[Direction] How many lines in the records below contain the word "Distorted"? Answer with the number alone.

= = = =

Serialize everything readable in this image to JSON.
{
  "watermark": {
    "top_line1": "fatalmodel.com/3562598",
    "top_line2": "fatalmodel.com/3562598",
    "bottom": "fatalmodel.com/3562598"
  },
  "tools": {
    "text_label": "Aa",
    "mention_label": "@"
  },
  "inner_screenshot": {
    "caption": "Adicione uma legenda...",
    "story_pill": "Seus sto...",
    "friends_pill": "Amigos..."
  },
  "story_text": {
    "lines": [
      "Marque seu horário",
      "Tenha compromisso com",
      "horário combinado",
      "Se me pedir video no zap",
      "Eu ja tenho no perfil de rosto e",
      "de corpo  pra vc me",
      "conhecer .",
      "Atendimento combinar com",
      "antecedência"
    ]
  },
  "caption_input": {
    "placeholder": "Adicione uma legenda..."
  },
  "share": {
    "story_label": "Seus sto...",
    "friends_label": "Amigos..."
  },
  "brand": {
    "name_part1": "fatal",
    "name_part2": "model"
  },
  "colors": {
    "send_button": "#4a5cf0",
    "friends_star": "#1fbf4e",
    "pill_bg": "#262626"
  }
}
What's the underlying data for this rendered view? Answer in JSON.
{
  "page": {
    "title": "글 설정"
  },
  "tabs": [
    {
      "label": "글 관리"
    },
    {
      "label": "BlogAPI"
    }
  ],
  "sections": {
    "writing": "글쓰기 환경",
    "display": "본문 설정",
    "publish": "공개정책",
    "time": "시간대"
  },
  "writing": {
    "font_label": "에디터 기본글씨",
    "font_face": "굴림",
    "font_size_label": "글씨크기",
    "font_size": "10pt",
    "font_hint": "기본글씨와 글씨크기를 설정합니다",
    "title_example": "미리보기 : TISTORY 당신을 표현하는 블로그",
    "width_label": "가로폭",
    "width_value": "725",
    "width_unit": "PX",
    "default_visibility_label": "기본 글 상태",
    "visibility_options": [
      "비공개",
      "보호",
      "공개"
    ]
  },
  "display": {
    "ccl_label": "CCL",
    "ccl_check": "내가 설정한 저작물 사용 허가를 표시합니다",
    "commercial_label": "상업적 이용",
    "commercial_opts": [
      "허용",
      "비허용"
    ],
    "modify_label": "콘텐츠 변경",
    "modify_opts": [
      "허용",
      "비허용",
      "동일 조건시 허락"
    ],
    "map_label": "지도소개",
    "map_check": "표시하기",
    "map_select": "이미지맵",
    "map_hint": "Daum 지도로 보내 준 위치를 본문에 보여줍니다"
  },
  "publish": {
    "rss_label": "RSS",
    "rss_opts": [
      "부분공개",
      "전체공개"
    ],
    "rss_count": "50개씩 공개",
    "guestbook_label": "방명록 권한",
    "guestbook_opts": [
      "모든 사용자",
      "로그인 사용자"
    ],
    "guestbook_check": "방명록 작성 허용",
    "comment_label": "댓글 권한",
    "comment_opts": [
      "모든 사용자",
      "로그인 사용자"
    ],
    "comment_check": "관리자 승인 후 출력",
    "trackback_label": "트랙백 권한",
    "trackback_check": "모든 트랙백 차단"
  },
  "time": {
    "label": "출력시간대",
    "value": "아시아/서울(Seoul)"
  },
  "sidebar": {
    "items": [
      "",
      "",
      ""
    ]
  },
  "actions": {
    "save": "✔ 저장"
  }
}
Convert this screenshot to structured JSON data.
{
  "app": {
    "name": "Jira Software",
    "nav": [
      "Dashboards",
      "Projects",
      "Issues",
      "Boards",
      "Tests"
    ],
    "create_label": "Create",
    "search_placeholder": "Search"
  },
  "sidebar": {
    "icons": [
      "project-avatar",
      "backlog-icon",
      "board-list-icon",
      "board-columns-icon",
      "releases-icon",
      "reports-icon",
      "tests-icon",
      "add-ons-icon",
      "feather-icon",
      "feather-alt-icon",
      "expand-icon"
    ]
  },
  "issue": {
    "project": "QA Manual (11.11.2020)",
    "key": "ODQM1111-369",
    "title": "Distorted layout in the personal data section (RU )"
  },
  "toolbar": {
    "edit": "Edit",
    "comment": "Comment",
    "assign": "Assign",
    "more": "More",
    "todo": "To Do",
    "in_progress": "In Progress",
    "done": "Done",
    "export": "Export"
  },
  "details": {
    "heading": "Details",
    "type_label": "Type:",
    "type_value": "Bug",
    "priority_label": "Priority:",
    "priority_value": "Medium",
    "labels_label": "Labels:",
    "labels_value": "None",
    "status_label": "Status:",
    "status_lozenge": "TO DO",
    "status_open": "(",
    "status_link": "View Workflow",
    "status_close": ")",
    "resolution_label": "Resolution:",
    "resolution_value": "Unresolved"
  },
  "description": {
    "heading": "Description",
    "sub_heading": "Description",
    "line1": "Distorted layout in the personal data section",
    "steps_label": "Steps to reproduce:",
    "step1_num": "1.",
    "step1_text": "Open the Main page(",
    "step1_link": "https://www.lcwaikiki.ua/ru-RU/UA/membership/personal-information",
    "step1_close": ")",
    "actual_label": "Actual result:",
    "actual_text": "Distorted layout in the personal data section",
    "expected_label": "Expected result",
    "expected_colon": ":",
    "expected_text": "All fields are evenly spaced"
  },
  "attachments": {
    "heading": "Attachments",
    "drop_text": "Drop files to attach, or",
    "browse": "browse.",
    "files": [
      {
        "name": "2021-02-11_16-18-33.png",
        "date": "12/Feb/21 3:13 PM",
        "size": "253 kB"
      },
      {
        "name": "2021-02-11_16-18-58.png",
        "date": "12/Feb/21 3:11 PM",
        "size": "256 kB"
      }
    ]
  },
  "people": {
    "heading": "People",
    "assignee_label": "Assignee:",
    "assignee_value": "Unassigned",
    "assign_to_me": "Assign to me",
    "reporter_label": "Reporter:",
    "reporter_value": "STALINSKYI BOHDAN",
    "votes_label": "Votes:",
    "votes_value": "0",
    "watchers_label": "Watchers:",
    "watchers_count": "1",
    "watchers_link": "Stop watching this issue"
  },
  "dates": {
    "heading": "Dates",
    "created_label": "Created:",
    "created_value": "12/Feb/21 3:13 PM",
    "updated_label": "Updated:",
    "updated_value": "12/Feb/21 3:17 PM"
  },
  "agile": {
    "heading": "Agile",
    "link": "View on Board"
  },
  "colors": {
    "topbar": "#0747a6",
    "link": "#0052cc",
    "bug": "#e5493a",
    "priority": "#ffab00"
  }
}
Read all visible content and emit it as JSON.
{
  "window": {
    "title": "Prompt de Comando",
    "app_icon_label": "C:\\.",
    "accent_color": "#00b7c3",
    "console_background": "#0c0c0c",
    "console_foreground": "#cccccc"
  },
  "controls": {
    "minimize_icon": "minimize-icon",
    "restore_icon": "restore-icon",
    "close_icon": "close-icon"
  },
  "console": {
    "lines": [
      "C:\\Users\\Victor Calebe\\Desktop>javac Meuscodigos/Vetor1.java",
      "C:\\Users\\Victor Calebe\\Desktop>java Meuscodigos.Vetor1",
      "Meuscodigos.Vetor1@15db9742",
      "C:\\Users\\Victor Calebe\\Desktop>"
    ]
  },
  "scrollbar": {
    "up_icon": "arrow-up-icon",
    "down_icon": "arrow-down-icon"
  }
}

= = = =

[Response to this task] 3